WHAT TO PRODUCE: Copy out each line featuring the string "Taux" from the entries beneath.

Records that describe figures
+===+

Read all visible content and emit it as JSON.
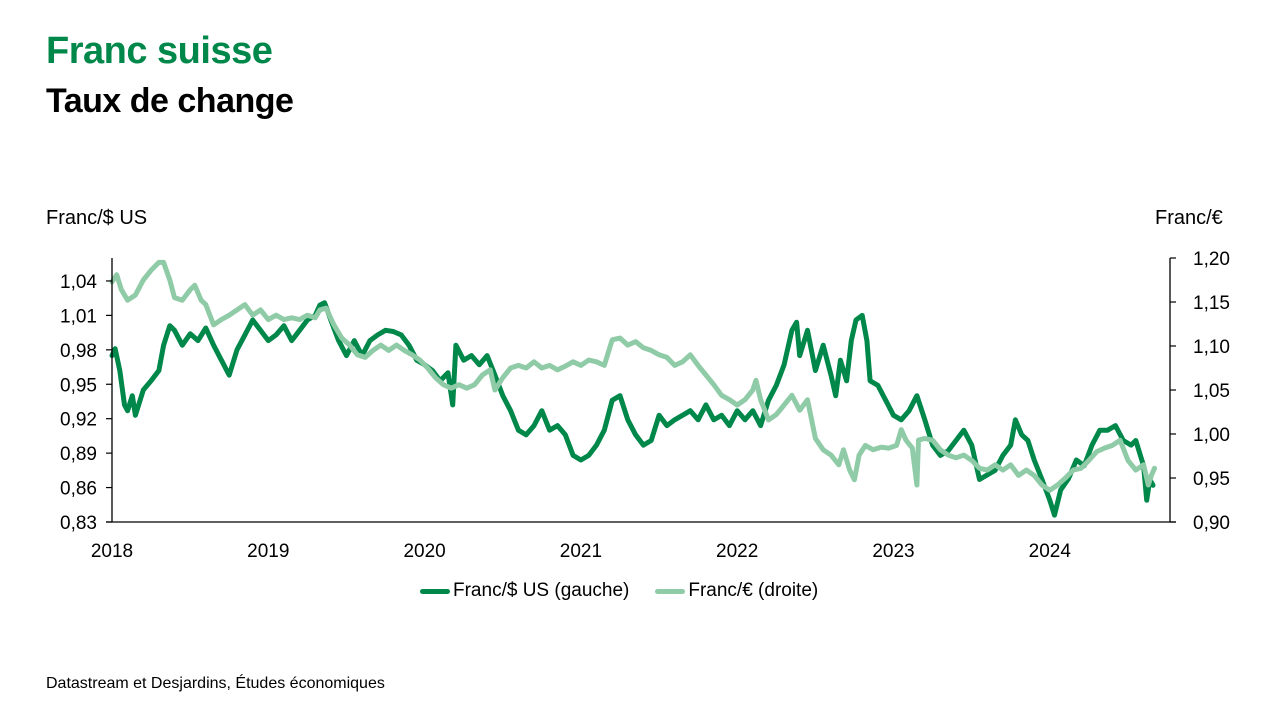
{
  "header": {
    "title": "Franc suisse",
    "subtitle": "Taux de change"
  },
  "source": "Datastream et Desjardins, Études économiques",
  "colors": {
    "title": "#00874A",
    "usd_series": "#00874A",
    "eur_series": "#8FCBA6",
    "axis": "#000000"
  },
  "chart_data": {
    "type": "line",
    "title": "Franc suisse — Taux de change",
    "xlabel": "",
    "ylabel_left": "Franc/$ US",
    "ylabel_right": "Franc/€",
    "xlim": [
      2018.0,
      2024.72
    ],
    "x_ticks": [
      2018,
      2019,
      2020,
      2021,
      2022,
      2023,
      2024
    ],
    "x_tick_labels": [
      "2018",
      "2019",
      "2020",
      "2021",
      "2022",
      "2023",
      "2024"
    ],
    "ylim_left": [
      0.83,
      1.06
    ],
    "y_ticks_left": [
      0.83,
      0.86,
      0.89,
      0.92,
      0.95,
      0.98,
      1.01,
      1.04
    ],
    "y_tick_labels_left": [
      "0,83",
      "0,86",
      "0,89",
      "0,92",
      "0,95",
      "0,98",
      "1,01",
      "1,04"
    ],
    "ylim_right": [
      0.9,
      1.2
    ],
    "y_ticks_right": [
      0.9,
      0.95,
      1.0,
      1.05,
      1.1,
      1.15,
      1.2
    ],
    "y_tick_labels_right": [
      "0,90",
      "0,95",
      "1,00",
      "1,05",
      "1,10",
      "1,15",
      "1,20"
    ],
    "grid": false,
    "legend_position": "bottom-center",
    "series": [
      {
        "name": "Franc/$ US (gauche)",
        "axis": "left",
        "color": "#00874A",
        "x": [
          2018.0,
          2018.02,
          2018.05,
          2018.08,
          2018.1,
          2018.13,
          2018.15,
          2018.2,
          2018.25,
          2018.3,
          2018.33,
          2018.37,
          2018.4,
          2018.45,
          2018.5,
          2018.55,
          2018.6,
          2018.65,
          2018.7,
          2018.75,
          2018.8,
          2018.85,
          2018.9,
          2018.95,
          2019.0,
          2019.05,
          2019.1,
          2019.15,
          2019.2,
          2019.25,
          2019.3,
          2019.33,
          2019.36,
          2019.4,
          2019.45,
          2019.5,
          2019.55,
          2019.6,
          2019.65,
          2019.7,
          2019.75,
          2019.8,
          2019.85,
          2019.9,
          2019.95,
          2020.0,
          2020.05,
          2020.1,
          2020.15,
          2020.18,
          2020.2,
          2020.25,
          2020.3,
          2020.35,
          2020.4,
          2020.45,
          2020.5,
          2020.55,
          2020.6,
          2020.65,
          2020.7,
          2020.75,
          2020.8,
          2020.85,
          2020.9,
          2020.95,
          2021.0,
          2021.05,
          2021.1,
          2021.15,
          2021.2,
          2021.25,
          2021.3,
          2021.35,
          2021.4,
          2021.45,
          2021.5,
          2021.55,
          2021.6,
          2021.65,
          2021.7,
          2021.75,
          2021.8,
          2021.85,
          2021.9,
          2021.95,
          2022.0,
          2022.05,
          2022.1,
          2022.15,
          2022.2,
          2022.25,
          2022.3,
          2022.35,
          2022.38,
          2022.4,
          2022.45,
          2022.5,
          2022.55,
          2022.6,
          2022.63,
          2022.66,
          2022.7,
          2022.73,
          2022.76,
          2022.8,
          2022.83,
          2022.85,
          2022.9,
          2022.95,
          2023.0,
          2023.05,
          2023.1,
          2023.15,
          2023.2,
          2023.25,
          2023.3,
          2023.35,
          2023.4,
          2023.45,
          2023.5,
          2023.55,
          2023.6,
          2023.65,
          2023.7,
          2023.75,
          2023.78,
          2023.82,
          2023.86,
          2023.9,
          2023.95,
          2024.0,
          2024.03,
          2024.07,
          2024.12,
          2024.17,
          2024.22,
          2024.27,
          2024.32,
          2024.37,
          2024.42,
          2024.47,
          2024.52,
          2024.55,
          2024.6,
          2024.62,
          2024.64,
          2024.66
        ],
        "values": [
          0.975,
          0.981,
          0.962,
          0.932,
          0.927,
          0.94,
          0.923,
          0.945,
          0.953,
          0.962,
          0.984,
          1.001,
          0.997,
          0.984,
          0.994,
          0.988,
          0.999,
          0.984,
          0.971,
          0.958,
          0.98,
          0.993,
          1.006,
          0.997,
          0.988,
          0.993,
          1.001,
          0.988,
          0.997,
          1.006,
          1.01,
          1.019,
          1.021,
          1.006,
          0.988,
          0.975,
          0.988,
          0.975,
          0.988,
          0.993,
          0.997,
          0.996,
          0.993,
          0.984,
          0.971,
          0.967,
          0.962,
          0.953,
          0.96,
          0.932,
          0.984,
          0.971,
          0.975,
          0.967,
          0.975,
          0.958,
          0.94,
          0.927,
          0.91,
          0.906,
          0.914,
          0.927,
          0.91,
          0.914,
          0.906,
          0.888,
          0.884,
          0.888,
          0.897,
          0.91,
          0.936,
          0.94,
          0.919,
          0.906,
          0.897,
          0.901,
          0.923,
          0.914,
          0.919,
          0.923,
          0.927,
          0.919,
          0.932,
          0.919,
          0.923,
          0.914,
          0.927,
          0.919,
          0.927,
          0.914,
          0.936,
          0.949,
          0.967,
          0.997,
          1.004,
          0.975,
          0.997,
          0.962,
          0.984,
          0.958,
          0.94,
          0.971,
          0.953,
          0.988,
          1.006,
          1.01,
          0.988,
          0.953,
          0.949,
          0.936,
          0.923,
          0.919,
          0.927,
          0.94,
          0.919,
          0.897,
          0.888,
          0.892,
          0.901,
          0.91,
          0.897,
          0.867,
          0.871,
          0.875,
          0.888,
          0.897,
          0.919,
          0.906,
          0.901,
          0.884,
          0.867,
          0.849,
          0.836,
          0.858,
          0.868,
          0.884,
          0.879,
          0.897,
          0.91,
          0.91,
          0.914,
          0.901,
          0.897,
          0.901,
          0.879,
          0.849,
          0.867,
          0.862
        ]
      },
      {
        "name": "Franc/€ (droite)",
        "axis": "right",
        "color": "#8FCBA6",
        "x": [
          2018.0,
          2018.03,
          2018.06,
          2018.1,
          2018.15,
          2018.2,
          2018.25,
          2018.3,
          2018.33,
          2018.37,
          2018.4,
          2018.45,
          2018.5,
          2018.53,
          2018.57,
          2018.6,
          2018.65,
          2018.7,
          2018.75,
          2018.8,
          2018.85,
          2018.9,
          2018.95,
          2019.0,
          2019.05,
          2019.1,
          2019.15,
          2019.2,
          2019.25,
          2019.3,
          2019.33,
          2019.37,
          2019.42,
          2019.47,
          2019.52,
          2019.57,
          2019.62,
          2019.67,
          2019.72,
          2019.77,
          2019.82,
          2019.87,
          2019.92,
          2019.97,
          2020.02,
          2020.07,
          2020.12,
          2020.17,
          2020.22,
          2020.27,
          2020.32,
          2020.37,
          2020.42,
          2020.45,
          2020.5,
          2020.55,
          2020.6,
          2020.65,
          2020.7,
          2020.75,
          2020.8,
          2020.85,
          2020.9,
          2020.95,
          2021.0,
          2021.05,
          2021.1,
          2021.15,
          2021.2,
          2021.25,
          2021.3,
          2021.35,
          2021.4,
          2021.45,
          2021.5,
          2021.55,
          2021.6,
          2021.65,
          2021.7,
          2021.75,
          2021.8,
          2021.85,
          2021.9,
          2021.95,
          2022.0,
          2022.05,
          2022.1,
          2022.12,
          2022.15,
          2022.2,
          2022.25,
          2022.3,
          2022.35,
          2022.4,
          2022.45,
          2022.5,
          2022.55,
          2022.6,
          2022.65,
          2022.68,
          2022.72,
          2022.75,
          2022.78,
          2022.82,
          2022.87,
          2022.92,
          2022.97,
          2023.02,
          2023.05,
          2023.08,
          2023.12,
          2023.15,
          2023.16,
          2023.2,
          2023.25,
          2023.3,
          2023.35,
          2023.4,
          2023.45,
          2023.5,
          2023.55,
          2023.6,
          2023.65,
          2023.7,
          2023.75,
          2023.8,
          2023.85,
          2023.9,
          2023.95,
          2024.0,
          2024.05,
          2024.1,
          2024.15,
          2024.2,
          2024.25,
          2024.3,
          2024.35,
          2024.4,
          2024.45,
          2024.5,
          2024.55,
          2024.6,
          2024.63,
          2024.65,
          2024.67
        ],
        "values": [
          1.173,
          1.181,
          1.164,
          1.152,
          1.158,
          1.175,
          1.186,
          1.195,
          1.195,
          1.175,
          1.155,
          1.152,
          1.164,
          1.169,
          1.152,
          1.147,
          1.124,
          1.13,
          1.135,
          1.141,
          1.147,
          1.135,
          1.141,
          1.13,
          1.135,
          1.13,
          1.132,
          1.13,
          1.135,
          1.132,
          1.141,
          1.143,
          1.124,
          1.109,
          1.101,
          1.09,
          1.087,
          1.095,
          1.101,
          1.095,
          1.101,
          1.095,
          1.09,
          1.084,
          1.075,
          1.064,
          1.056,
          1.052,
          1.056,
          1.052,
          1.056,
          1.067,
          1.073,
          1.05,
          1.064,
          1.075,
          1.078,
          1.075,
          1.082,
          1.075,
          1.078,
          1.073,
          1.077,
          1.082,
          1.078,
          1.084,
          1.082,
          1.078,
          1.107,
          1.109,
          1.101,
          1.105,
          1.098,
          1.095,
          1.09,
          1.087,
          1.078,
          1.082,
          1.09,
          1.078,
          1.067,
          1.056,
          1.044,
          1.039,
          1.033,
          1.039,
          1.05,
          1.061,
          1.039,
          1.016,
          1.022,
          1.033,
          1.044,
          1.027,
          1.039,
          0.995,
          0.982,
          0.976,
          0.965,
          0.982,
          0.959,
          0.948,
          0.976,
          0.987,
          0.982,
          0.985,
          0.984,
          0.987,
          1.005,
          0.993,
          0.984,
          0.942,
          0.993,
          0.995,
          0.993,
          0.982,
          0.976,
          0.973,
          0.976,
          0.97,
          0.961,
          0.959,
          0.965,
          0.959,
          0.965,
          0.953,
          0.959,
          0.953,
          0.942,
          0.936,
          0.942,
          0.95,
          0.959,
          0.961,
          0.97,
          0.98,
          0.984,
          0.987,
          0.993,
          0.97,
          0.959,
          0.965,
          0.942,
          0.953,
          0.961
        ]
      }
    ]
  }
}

+===+

EXPECTED OUTPUT:
    "subtitle": "Taux de change"
    "title": "Franc suisse — Taux de change",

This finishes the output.